GIVEN INSTRUCTION:
In the records below, work out how many lines hold the word "right". Report the number alone.

DATASET EXCERPTS:
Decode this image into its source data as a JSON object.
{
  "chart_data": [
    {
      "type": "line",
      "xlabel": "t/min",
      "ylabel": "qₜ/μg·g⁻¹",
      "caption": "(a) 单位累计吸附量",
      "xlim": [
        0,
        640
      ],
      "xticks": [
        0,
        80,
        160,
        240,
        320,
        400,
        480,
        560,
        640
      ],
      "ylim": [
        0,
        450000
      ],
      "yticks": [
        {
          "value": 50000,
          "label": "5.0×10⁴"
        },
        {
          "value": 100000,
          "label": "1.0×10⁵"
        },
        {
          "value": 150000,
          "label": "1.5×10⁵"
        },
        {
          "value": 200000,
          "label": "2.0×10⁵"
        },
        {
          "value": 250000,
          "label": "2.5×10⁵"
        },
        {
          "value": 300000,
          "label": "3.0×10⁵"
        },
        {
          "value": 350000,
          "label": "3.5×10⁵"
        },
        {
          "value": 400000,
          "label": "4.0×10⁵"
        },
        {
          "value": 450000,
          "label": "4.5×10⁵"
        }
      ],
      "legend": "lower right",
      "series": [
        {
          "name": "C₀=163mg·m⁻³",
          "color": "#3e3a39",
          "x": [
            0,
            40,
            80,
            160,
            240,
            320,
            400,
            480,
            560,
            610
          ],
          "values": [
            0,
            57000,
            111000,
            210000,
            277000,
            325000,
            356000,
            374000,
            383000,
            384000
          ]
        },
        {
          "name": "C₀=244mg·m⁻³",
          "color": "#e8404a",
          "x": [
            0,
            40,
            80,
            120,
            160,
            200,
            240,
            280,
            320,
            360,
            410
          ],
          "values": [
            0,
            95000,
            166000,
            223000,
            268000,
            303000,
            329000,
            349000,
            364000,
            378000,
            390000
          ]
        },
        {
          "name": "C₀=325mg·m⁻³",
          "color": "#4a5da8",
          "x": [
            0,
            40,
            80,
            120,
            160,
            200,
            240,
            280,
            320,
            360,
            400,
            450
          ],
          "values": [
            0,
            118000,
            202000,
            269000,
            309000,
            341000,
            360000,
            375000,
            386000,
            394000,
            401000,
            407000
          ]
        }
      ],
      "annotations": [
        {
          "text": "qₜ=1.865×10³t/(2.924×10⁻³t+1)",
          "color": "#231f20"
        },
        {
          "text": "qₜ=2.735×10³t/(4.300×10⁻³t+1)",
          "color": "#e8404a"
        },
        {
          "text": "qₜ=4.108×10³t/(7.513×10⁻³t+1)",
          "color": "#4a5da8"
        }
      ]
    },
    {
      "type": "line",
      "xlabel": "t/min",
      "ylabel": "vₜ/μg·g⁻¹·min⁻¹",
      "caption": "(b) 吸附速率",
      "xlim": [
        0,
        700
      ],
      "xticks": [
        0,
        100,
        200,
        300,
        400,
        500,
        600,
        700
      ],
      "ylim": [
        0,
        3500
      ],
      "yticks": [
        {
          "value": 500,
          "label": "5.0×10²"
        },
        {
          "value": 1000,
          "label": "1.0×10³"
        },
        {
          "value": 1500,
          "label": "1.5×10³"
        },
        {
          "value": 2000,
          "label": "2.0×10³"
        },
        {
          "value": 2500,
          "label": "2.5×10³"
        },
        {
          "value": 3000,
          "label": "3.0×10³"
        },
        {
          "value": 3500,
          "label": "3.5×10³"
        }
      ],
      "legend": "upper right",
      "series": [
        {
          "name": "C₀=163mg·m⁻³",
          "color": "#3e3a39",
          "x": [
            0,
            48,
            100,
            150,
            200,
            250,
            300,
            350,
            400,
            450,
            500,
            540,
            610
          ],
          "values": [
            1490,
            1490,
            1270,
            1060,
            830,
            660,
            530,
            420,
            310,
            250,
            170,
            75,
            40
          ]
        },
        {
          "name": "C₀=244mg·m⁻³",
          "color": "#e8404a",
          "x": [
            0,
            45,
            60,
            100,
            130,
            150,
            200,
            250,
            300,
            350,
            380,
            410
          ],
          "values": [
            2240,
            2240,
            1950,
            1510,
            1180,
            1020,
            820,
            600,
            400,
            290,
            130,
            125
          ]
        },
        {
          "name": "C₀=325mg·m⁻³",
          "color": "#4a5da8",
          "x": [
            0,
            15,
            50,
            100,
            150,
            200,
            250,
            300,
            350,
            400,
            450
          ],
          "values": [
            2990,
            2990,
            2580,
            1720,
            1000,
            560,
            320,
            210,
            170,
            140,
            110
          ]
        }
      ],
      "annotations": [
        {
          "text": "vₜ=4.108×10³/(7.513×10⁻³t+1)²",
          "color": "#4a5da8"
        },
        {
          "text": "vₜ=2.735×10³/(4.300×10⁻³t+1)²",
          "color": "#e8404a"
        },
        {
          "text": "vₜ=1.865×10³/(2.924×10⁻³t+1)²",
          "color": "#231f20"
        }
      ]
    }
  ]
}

TASK RESULT:
2